#### Given exercise
Count every line below that contains "JSON", then state the total with no other output.
□ □ □
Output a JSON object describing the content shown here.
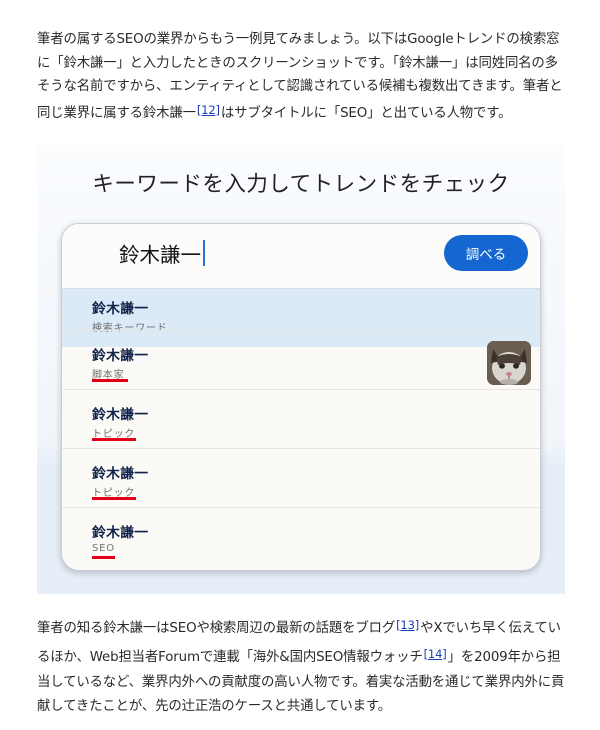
{
  "article": {
    "para1": {
      "before_fn": "筆者の属するSEOの業界からもう一例見てみましょう。以下はGoogleトレンドの検索窓に「鈴木謙一」と入力したときのスクリーンショットです。「鈴木謙一」は同姓同名の多そうな名前ですから、エンティティとして認識されている候補も複数出てきます。筆者と同じ業界に属する鈴木謙一",
      "fn": "[12]",
      "after_fn": "はサブタイトルに「SEO」と出ている人物です。"
    },
    "para2": {
      "part1": "筆者の知る鈴木謙一はSEOや検索周辺の最新の話題をブログ",
      "fn1": "[13]",
      "part2": "やXでいち早く伝えているほか、Web担当者Forumで連載「海外&国内SEO情報ウォッチ",
      "fn2": "[14]",
      "part3": "」を2009年から担当しているなど、業界内外への貢献度の高い人物です。着実な活動を通じて業界内外に貢献してきたことが、先の辻正浩のケースと共通しています。"
    }
  },
  "figure": {
    "title": "キーワードを入力してトレンドをチェック",
    "search": {
      "query": "鈴木謙一",
      "button_label": "調べる"
    },
    "suggestions": [
      {
        "name": "鈴木謙一",
        "type": "検索キーワード",
        "highlighted": true,
        "underlined": false,
        "has_thumbnail": false
      },
      {
        "name": "鈴木謙一",
        "type": "脚本家",
        "highlighted": false,
        "underlined": true,
        "has_thumbnail": true
      },
      {
        "name": "鈴木謙一",
        "type": "トピック",
        "highlighted": false,
        "underlined": true,
        "has_thumbnail": false
      },
      {
        "name": "鈴木謙一",
        "type": "トピック",
        "highlighted": false,
        "underlined": true,
        "has_thumbnail": false
      },
      {
        "name": "鈴木謙一",
        "type": "SEO",
        "highlighted": false,
        "underlined": true,
        "has_thumbnail": false
      }
    ],
    "colors": {
      "accent_button": "#1467d0",
      "highlight_row": "#dce9f6",
      "annotation_underline": "#e0001a"
    }
  }
}
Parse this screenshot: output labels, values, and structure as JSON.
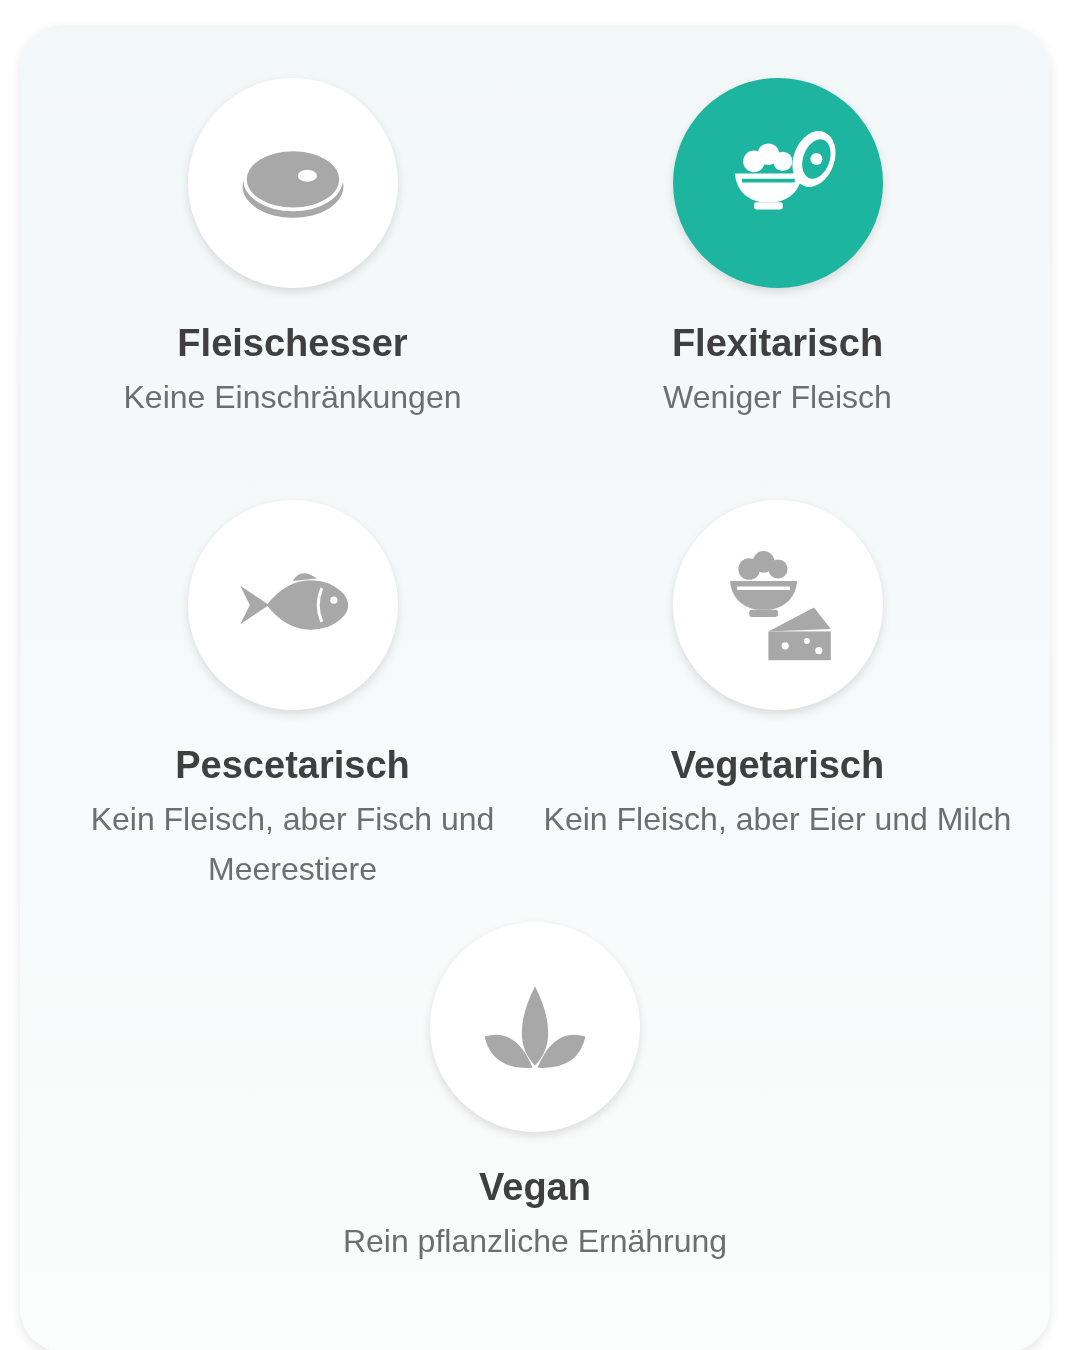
□ □ □
#### Answer to the exercise
2